* _Problem details_: Pictures appear in the records below; write out everything else exactly.

(Recorded data)
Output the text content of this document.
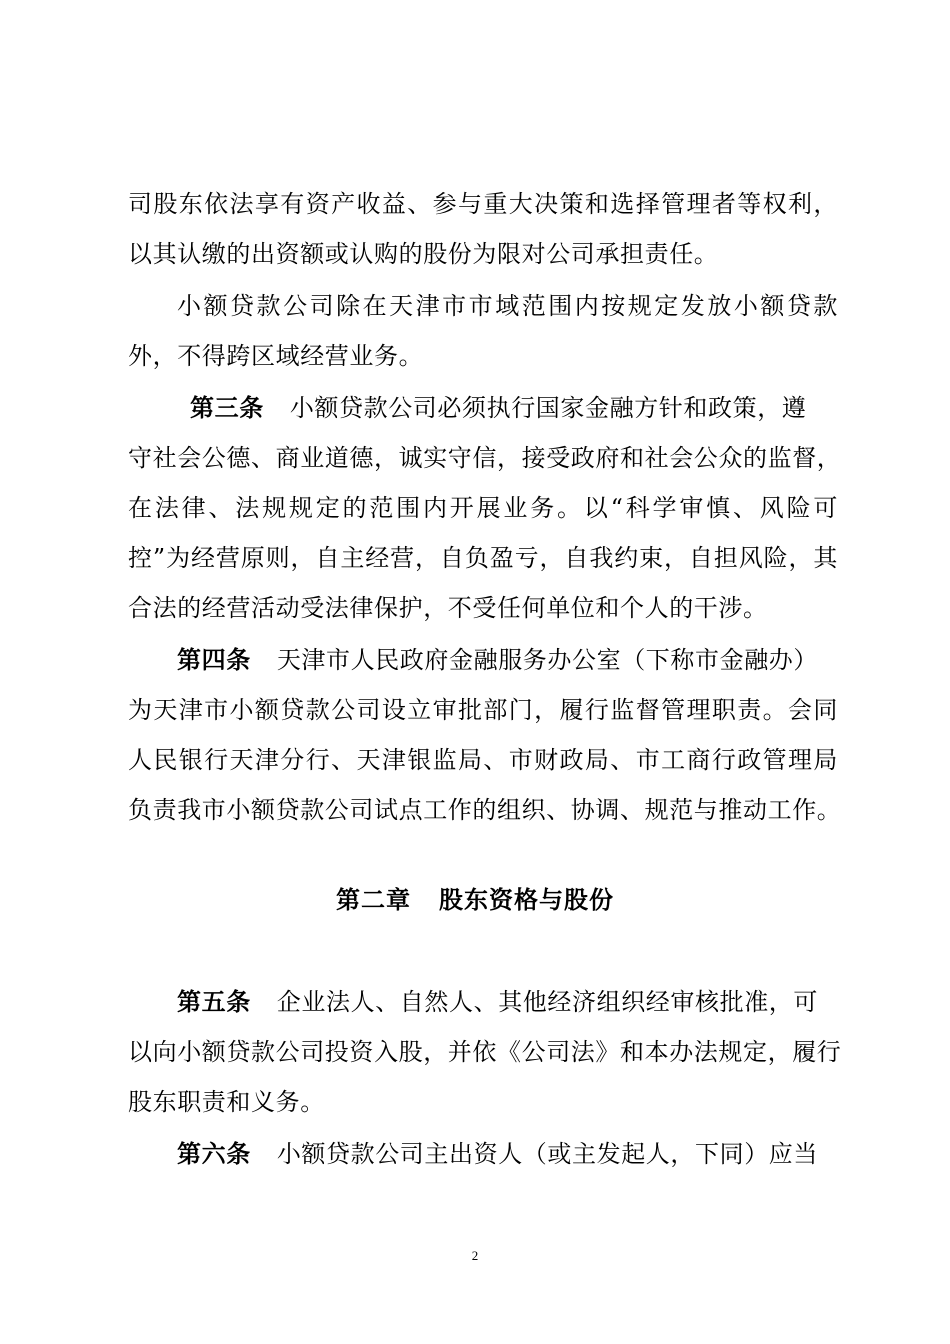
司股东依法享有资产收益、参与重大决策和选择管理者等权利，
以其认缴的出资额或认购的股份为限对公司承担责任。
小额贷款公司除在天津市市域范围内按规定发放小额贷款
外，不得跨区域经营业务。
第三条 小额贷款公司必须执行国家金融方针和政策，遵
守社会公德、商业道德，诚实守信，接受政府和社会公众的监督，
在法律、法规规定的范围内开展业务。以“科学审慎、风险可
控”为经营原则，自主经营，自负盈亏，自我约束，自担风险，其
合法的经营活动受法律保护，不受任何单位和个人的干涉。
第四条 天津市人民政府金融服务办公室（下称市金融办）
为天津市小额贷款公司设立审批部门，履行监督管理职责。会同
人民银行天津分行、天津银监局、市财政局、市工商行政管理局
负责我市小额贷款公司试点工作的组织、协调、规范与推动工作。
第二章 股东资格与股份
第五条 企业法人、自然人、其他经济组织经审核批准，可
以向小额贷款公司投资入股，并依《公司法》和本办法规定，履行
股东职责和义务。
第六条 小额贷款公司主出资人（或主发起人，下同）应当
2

* _Finished exercise_:
Output the text content of this document.
司股东依法享有资产收益、参与重大决策和选择管理者等权利，
以其认缴的出资额或认购的股份为限对公司承担责任。
小额贷款公司除在天津市市域范围内按规定发放小额贷款
外，不得跨区域经营业务。
第三条 小额贷款公司必须执行国家金融方针和政策，遵
守社会公德、商业道德，诚实守信，接受政府和社会公众的监督，
在法律、法规规定的范围内开展业务。以“科学审慎、风险可
控”为经营原则，自主经营，自负盈亏，自我约束，自担风险，其
合法的经营活动受法律保护，不受任何单位和个人的干涉。
第四条 天津市人民政府金融服务办公室（下称市金融办）
为天津市小额贷款公司设立审批部门，履行监督管理职责。会同
人民银行天津分行、天津银监局、市财政局、市工商行政管理局
负责我市小额贷款公司试点工作的组织、协调、规范与推动工作。
第二章 股东资格与股份
第五条 企业法人、自然人、其他经济组织经审核批准，可
以向小额贷款公司投资入股，并依《公司法》和本办法规定，履行
股东职责和义务。
第六条 小额贷款公司主出资人（或主发起人，下同）应当
2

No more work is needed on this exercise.